**Data to process**
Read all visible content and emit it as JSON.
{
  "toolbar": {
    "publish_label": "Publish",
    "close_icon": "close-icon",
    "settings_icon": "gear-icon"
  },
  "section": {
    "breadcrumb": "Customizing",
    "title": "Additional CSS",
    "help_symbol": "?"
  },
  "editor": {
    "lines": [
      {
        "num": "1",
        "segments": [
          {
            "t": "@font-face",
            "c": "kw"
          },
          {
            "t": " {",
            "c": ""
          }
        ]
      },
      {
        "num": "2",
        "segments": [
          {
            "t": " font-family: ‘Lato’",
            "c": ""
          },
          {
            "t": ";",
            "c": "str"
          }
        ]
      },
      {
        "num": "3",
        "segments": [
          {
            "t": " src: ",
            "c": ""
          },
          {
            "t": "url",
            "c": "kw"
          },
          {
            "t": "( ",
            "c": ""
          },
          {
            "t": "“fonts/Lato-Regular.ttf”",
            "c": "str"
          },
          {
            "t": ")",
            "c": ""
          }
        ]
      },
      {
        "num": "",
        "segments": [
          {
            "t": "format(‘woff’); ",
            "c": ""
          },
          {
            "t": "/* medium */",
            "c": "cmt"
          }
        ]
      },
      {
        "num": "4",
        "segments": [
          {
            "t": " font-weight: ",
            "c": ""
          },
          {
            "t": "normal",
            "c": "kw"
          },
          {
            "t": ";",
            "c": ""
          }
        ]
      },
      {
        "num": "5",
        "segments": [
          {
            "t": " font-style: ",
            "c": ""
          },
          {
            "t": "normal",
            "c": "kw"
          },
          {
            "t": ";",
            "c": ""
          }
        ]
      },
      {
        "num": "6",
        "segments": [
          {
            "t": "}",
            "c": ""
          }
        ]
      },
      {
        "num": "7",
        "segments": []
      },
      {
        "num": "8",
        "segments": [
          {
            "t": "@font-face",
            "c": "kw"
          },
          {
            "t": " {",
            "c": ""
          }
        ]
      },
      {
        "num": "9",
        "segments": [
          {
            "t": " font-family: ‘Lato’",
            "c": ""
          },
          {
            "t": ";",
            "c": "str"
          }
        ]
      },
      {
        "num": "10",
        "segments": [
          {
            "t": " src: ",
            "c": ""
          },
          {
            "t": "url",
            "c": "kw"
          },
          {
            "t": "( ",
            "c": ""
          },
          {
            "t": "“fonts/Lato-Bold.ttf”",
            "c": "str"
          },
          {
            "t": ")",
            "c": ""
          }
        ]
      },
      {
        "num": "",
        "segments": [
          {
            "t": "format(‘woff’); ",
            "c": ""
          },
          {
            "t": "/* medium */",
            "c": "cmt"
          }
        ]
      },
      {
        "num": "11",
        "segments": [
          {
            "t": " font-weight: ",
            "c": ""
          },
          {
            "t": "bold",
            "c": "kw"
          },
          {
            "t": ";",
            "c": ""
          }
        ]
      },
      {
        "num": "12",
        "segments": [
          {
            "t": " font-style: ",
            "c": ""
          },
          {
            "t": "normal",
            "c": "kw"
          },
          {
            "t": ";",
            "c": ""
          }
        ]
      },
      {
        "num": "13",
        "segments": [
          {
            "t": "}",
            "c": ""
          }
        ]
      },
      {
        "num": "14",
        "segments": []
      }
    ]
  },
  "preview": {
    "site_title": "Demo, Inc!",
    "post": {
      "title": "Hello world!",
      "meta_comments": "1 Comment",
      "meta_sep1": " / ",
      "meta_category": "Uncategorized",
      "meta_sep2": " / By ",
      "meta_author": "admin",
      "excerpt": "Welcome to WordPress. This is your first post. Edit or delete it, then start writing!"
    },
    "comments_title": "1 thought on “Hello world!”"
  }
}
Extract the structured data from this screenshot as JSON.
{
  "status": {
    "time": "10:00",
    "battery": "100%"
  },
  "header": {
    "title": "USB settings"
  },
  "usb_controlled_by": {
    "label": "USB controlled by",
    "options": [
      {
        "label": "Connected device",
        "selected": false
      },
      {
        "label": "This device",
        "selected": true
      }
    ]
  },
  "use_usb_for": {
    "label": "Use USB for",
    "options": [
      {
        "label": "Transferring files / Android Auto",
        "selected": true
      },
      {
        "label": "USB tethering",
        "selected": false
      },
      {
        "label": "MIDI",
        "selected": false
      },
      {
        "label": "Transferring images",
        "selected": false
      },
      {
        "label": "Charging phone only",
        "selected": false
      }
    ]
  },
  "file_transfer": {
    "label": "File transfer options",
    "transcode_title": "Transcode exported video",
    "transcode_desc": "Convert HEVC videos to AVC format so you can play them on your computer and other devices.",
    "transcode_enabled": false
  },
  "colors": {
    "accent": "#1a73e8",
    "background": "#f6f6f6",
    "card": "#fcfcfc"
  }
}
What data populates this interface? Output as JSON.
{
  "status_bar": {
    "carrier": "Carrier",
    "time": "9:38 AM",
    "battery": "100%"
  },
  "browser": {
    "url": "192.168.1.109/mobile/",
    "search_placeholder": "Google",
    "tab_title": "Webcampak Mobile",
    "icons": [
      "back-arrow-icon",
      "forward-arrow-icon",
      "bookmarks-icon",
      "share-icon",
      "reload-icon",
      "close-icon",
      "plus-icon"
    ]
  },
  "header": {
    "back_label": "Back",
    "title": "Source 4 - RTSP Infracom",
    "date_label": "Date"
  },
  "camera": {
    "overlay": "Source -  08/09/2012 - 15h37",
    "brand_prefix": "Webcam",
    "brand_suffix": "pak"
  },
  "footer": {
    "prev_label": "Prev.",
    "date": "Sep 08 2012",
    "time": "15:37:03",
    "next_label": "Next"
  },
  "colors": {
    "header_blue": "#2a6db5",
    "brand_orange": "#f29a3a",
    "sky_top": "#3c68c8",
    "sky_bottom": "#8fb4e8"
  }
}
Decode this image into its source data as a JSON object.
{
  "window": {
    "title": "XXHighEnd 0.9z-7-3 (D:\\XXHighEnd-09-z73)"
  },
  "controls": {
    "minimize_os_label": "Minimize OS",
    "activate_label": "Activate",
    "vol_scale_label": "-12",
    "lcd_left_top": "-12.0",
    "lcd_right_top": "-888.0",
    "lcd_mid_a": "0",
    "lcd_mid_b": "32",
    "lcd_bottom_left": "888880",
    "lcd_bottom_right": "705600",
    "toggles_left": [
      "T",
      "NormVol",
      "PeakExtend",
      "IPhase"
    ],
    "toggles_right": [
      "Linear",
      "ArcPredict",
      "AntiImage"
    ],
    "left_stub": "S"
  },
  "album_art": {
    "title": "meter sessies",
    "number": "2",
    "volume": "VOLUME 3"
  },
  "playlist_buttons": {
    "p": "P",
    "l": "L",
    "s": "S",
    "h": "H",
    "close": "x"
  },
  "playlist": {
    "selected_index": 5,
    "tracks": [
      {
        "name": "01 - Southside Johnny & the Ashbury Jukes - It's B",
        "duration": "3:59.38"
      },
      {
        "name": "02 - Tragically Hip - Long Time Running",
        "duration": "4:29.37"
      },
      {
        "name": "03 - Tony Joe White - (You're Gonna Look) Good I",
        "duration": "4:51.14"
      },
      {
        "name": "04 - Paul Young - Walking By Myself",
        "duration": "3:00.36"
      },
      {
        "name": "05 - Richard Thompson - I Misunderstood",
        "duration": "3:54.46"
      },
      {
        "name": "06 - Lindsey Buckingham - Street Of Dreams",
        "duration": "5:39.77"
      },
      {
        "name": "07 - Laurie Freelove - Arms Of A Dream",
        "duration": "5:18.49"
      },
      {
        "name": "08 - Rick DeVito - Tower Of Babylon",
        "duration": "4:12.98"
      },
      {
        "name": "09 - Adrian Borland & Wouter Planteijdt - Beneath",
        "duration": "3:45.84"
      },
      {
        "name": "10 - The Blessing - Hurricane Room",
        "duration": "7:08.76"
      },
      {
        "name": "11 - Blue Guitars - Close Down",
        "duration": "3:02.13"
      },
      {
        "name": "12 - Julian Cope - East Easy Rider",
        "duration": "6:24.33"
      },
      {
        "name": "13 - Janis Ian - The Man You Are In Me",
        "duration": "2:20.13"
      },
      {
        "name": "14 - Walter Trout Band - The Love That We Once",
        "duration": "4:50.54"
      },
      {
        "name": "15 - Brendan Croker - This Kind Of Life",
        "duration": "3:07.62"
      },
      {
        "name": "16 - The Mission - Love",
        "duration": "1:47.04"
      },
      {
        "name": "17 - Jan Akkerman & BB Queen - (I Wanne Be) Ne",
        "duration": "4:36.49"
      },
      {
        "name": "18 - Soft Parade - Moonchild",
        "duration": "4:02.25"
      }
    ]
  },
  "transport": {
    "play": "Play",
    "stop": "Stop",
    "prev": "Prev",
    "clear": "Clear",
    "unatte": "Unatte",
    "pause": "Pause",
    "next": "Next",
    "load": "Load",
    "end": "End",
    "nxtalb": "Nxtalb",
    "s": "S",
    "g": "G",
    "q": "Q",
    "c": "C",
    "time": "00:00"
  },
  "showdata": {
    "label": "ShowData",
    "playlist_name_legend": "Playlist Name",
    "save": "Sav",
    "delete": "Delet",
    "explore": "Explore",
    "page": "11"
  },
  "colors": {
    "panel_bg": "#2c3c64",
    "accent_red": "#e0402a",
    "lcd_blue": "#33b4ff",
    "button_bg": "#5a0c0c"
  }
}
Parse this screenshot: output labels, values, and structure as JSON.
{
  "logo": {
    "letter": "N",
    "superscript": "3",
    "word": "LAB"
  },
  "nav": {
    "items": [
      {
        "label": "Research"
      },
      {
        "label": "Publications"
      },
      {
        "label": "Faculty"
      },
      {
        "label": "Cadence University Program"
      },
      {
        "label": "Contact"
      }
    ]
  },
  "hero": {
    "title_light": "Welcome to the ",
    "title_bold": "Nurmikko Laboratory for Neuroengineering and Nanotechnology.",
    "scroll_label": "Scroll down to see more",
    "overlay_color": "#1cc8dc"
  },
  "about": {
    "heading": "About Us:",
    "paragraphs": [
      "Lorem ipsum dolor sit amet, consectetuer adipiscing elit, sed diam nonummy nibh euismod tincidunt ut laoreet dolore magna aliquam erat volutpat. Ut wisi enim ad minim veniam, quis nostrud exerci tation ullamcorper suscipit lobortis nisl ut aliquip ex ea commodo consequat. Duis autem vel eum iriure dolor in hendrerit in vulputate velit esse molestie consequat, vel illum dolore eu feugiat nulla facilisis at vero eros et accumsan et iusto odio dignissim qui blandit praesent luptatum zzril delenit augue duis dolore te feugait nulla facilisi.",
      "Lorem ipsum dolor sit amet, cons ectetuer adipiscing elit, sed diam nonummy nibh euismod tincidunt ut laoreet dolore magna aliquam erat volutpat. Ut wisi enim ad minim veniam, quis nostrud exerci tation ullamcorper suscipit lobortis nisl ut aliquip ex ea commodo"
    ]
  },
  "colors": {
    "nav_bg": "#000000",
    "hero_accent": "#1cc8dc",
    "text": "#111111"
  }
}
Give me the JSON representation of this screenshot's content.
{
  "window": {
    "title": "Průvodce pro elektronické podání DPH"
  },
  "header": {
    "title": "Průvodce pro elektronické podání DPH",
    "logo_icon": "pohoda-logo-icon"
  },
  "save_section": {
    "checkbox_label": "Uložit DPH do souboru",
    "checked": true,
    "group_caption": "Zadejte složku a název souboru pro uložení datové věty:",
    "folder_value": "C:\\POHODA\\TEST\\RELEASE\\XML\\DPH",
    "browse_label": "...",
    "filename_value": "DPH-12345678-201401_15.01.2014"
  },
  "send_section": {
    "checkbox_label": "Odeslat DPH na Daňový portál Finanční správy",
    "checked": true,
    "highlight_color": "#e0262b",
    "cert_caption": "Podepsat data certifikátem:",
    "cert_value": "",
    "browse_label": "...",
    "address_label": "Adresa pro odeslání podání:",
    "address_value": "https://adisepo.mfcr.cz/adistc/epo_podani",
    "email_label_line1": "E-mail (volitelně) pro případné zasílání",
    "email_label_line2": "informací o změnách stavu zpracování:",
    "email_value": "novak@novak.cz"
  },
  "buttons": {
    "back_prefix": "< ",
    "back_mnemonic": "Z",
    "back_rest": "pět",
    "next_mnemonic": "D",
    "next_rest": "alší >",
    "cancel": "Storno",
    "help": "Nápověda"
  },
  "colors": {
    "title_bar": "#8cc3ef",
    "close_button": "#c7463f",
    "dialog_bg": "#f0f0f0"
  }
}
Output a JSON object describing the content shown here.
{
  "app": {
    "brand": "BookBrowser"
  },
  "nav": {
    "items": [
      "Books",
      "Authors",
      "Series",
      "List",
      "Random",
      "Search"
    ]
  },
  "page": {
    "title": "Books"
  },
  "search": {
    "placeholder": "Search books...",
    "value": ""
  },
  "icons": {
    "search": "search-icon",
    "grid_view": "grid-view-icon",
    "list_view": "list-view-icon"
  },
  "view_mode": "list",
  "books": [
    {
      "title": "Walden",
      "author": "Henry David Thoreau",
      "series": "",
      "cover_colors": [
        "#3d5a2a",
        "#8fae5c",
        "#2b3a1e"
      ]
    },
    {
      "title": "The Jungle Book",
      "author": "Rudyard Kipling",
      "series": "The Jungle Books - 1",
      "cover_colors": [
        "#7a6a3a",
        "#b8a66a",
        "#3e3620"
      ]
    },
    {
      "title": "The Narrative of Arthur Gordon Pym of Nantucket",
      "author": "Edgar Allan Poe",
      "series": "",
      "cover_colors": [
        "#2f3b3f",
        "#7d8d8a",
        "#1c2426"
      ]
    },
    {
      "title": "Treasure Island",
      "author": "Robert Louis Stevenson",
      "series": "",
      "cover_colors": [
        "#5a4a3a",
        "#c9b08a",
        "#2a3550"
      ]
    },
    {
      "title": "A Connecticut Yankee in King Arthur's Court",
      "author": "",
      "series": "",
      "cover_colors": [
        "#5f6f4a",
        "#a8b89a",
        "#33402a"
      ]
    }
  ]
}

**Exercise instructions**
Using the listing above, return all lines where the word "Arthur" occurs.

**Finished task**
      "title": "The Narrative of Arthur Gordon Pym of Nantucket",
      "title": "A Connecticut Yankee in King Arthur's Court",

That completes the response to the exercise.